● **STATED PROBLEM**: Copy out all lines where "icon" appears.

========

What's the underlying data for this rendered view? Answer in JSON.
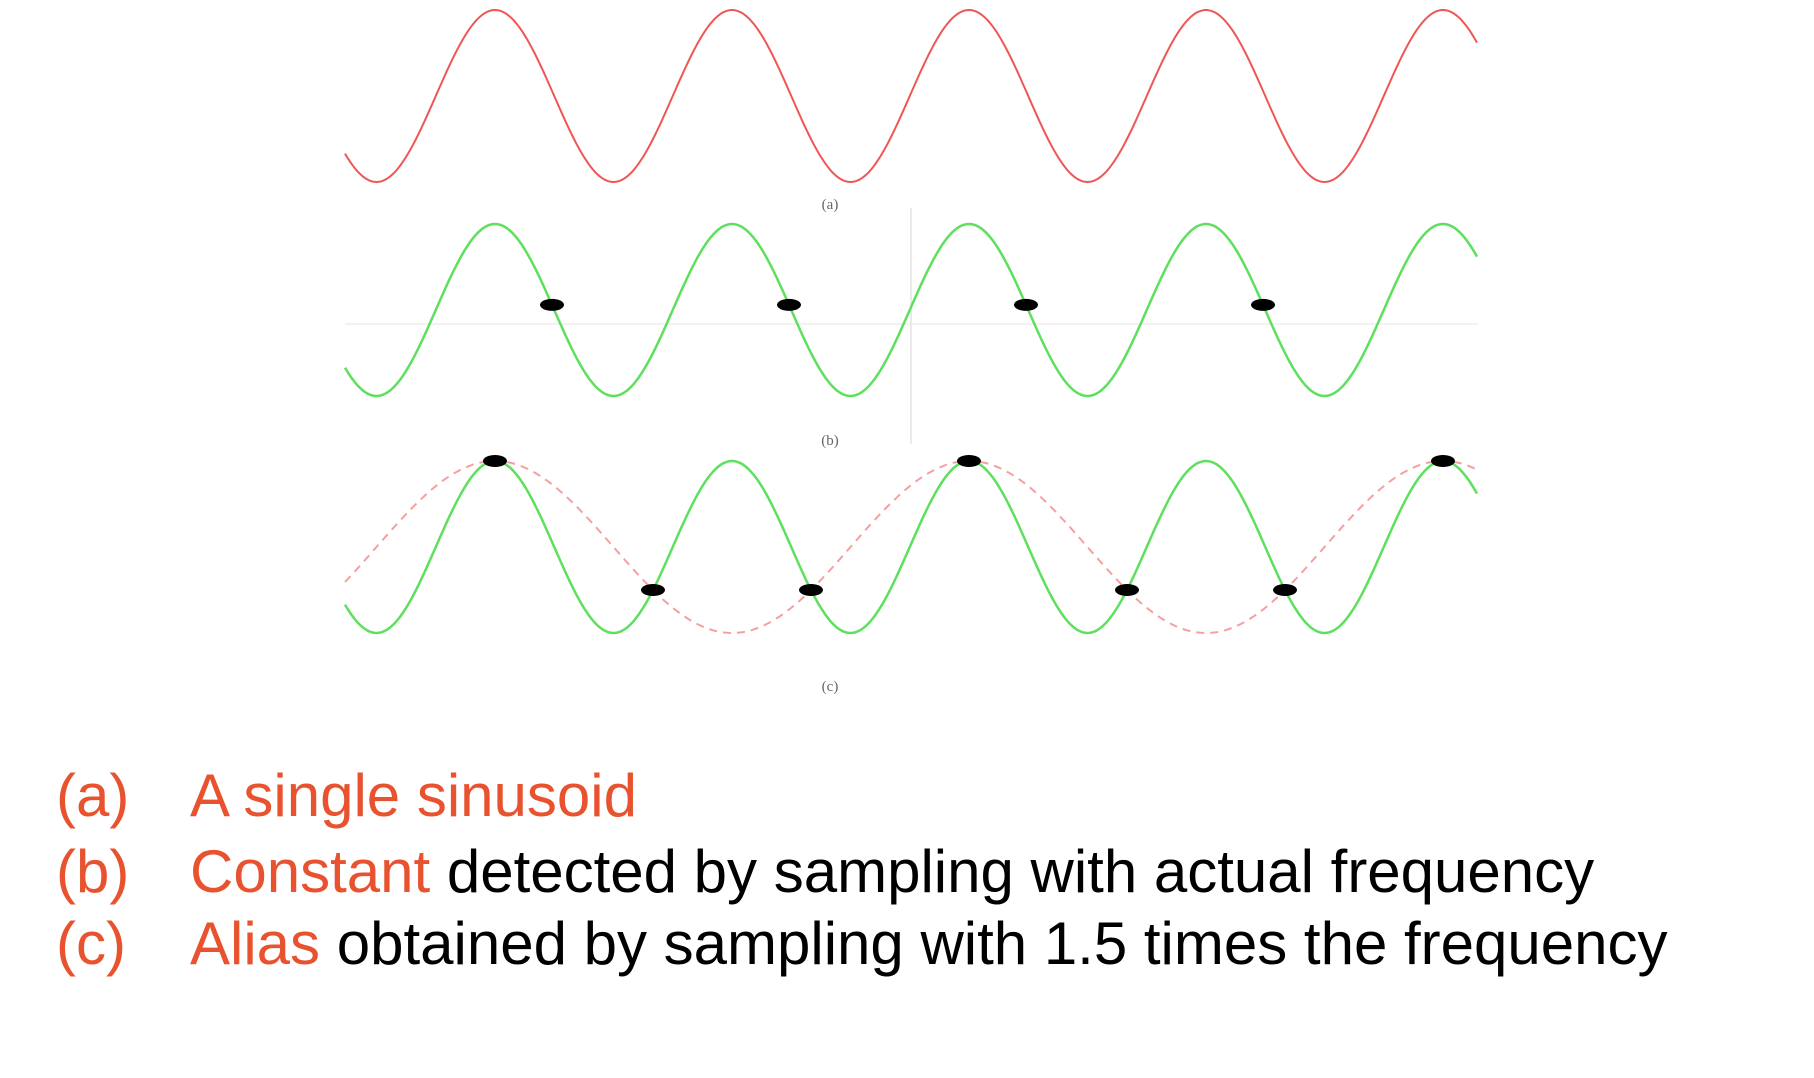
{
  "diagram": {
    "colors": {
      "signal": "#ef5656",
      "signal_faint": "#f5a0a0",
      "sampled": "#5ee05e",
      "sample_dot": "#000000",
      "axis": "#e4e4e4",
      "caption_highlight": "#e8522e",
      "caption_text": "#000000",
      "panel_label": "#666666"
    },
    "panels": [
      {
        "id": "a",
        "label": "(a)",
        "wave": {
          "cycles": 4.7,
          "color_key": "signal",
          "style": "solid"
        },
        "samples": []
      },
      {
        "id": "b",
        "label": "(b)",
        "wave": {
          "cycles": 4.7,
          "color_key": "sampled",
          "style": "solid"
        },
        "samples_per_cycle": 1,
        "sample_count": 4,
        "detected": "constant"
      },
      {
        "id": "c",
        "label": "(c)",
        "wave": {
          "cycles": 4.7,
          "color_key": "sampled",
          "style": "solid"
        },
        "alias": {
          "cycles": 2.35,
          "color_key": "signal_faint",
          "style": "dashed-then-solid"
        },
        "samples_per_cycle": 1.5,
        "sample_count": 7
      }
    ]
  },
  "captions": [
    {
      "marker": "(a)",
      "highlight": "A single sinusoid",
      "rest": ""
    },
    {
      "marker": "(b)",
      "highlight": "Constant",
      "rest": " detected by sampling with actual frequency"
    },
    {
      "marker": "(c)",
      "highlight": "Alias",
      "rest": " obtained by sampling with 1.5 times the frequency"
    }
  ]
}
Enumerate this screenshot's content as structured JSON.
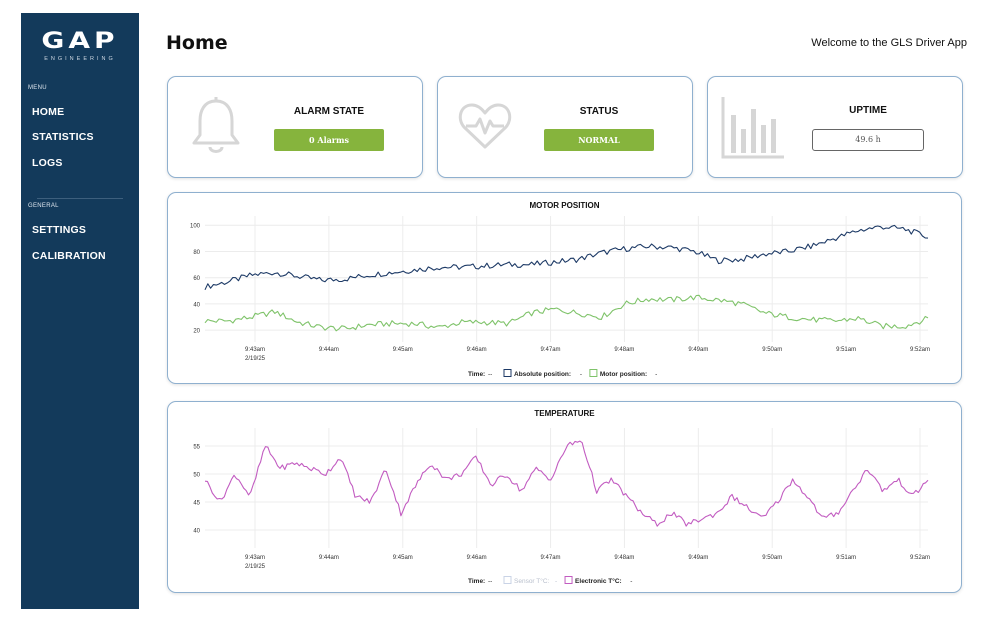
{
  "sidebar": {
    "logo_main": "GAP",
    "logo_sub": "ENGINEERING",
    "menu_label": "MENU",
    "general_label": "GENERAL",
    "items": [
      {
        "label": "HOME"
      },
      {
        "label": "STATISTICS"
      },
      {
        "label": "LOGS"
      },
      {
        "label": "SETTINGS"
      },
      {
        "label": "CALIBRATION"
      }
    ]
  },
  "header": {
    "title": "Home",
    "welcome": "Welcome to the GLS Driver App"
  },
  "cards": {
    "alarm": {
      "title": "ALARM STATE",
      "value": "0 Alarms",
      "icon": "bell-icon",
      "color": "#86b43d"
    },
    "status": {
      "title": "STATUS",
      "value": "NORMAL",
      "icon": "heartbeat-icon",
      "color": "#86b43d"
    },
    "uptime": {
      "title": "UPTIME",
      "value": "49.6 h",
      "icon": "bar-chart-icon"
    }
  },
  "chart_data": [
    {
      "type": "line",
      "title": "MOTOR POSITION",
      "x_ticks": [
        "9:43am",
        "9:44am",
        "9:45am",
        "9:46am",
        "9:47am",
        "9:48am",
        "9:49am",
        "9:50am",
        "9:51am",
        "9:52am"
      ],
      "x_date_label": "2/19/25",
      "y_ticks": [
        20,
        40,
        60,
        80,
        100
      ],
      "ylim": [
        14,
        104
      ],
      "grid": true,
      "legend": {
        "time_label": "Time:",
        "time_value": "--"
      },
      "series": [
        {
          "name": "Absolute position:",
          "legend_value": "-",
          "color": "#1d3a66",
          "values": [
            53,
            57,
            62,
            64,
            61,
            58,
            59,
            62,
            64,
            66,
            68,
            68,
            69,
            70,
            70,
            72,
            74,
            79,
            82,
            84,
            83,
            80,
            73,
            74,
            78,
            80,
            84,
            90,
            96,
            99,
            97,
            91
          ]
        },
        {
          "name": "Motor position:",
          "legend_value": "-",
          "color": "#7fc36a",
          "values": [
            27,
            27,
            30,
            34,
            26,
            22,
            21,
            24,
            25,
            25,
            22,
            26,
            26,
            25,
            33,
            36,
            33,
            30,
            40,
            44,
            43,
            45,
            43,
            40,
            33,
            30,
            28,
            27,
            29,
            23,
            23,
            29
          ]
        }
      ]
    },
    {
      "type": "line",
      "title": "TEMPERATURE",
      "x_ticks": [
        "9:43am",
        "9:44am",
        "9:45am",
        "9:46am",
        "9:47am",
        "9:48am",
        "9:49am",
        "9:50am",
        "9:51am",
        "9:52am"
      ],
      "x_date_label": "2/19/25",
      "y_ticks": [
        40,
        45,
        50,
        55
      ],
      "ylim": [
        37.5,
        57.5
      ],
      "grid": true,
      "legend": {
        "time_label": "Time:",
        "time_value": "--"
      },
      "series": [
        {
          "name": "Sensor T°C:",
          "legend_value": "-",
          "color": "#c9d3e6",
          "values": []
        },
        {
          "name": "Electronic T°C:",
          "legend_value": "-",
          "color": "#c25cc1",
          "values": [
            49,
            45,
            50,
            46,
            55,
            51,
            52,
            51,
            50,
            53,
            46,
            45,
            51,
            43,
            48,
            52,
            49,
            50,
            53,
            48,
            50,
            47,
            51,
            49,
            55,
            56,
            47,
            49,
            46,
            43,
            41,
            43,
            41,
            42,
            43,
            46,
            44,
            42,
            45,
            49,
            46,
            42,
            43,
            47,
            51,
            47,
            49,
            46,
            49
          ]
        }
      ]
    }
  ]
}
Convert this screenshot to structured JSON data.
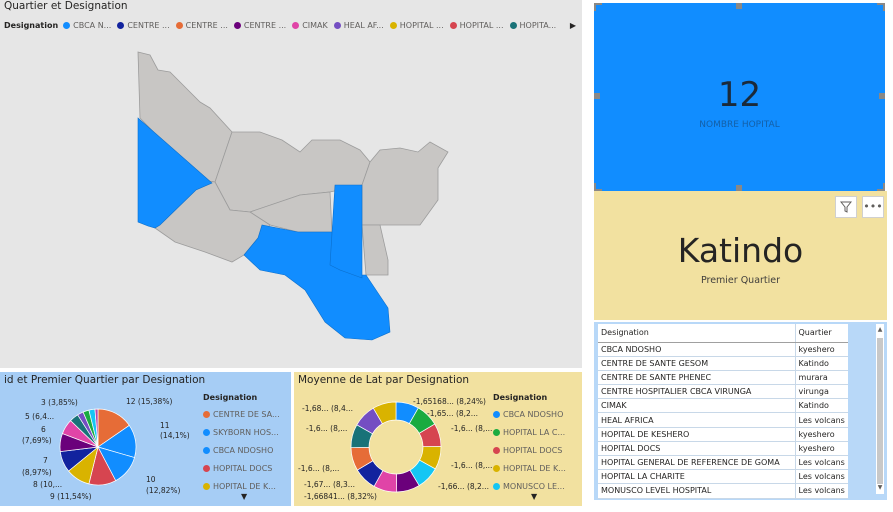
{
  "map": {
    "title": "Quartier et Designation",
    "legend_title": "Designation",
    "legend": [
      {
        "label": "CBCA N...",
        "color": "#118dff"
      },
      {
        "label": "CENTRE ...",
        "color": "#12239e"
      },
      {
        "label": "CENTRE ...",
        "color": "#e66c37"
      },
      {
        "label": "CENTRE ...",
        "color": "#6b007b"
      },
      {
        "label": "CIMAK",
        "color": "#e044a7"
      },
      {
        "label": "HEAL AF...",
        "color": "#744ec2"
      },
      {
        "label": "HOPITAL ...",
        "color": "#d9b300"
      },
      {
        "label": "HOPITAL ...",
        "color": "#d64550"
      },
      {
        "label": "HOPITA...",
        "color": "#197278"
      }
    ]
  },
  "kpi": {
    "value": "12",
    "label": "NOMBRE HOPITAL"
  },
  "quartier_card": {
    "value": "Katindo",
    "label": "Premier Quartier"
  },
  "table": {
    "headers": [
      "Designation",
      "Quartier"
    ],
    "rows": [
      [
        "CBCA NDOSHO",
        "kyeshero"
      ],
      [
        "CENTRE DE SANTE GESOM",
        "Katindo"
      ],
      [
        "CENTRE DE SANTE PHENEC",
        "murara"
      ],
      [
        "CENTRE HOSPITALIER CBCA VIRUNGA",
        "virunga"
      ],
      [
        "CIMAK",
        "Katindo"
      ],
      [
        "HEAL AFRICA",
        "Les volcans"
      ],
      [
        "HOPITAL DE KESHERO",
        "kyeshero"
      ],
      [
        "HOPITAL DOCS",
        "kyeshero"
      ],
      [
        "HOPITAL GENERAL DE REFERENCE DE GOMA",
        "Les volcans"
      ],
      [
        "HOPITAL LA CHARITE",
        "Les volcans"
      ],
      [
        "MONUSCO LEVEL HOSPITAL",
        "Les volcans"
      ]
    ]
  },
  "pie": {
    "title": "id et Premier Quartier par Designation",
    "legend_title": "Designation",
    "legend": [
      {
        "label": "CENTRE DE SA...",
        "color": "#e66c37"
      },
      {
        "label": "SKYBORN HOS...",
        "color": "#118dff"
      },
      {
        "label": "CBCA NDOSHO",
        "color": "#118dff"
      },
      {
        "label": "HOPITAL DOCS",
        "color": "#d64550"
      },
      {
        "label": "HOPITAL DE K...",
        "color": "#d9b300"
      }
    ],
    "slice_labels": [
      "12 (15,38%)",
      "11",
      "(14,1%)",
      "10",
      "(12,82%)",
      "9 (11,54%)",
      "8 (10,...",
      "7",
      "(8,97%)",
      "6",
      "(7,69%)",
      "5 (6,4...",
      "3 (3,85%)"
    ]
  },
  "donut": {
    "title": "Moyenne de Lat par Designation",
    "legend_title": "Designation",
    "legend": [
      {
        "label": "CBCA NDOSHO",
        "color": "#118dff"
      },
      {
        "label": "HOPITAL LA C...",
        "color": "#1aab40"
      },
      {
        "label": "HOPITAL DOCS",
        "color": "#d64550"
      },
      {
        "label": "HOPITAL DE K...",
        "color": "#d9b300"
      },
      {
        "label": "MONUSCO LE...",
        "color": "#15c6f4"
      }
    ],
    "slice_labels": [
      "-1,65168... (8,24%)",
      "-1,65... (8,2...",
      "-1,6... (8,...",
      "-1,6... (8,...",
      "-1,66... (8,2...",
      "-1,66841... (8,32%)",
      "-1,67... (8,3...",
      "-1,6... (8,...",
      "-1,6... (8,...",
      "-1,68... (8,4..."
    ]
  },
  "chart_data": [
    {
      "type": "pie",
      "title": "id et Premier Quartier par Designation",
      "values": [
        12,
        11,
        10,
        9,
        8,
        7,
        6,
        5,
        3,
        2,
        2,
        2,
        1
      ],
      "colors": [
        "#e66c37",
        "#118dff",
        "#118dff",
        "#d64550",
        "#d9b300",
        "#12239e",
        "#6b007b",
        "#e044a7",
        "#197278",
        "#744ec2",
        "#1aab40",
        "#15c6f4",
        "#b845a7"
      ]
    },
    {
      "type": "pie",
      "title": "Moyenne de Lat par Designation",
      "values": [
        1.65168,
        1.65,
        1.66,
        1.66,
        1.66,
        1.66841,
        1.67,
        1.67,
        1.67,
        1.68,
        1.68,
        1.68
      ],
      "colors": [
        "#118dff",
        "#1aab40",
        "#d64550",
        "#d9b300",
        "#15c6f4",
        "#6b007b",
        "#e044a7",
        "#12239e",
        "#e66c37",
        "#197278",
        "#744ec2",
        "#d9b300"
      ]
    }
  ]
}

========

● **RESPONSE FOR THIS EXERCISE**:
      "icon": "bell-icon",
      "icon": "heartbeat-icon",
      "icon": "bar-chart-icon"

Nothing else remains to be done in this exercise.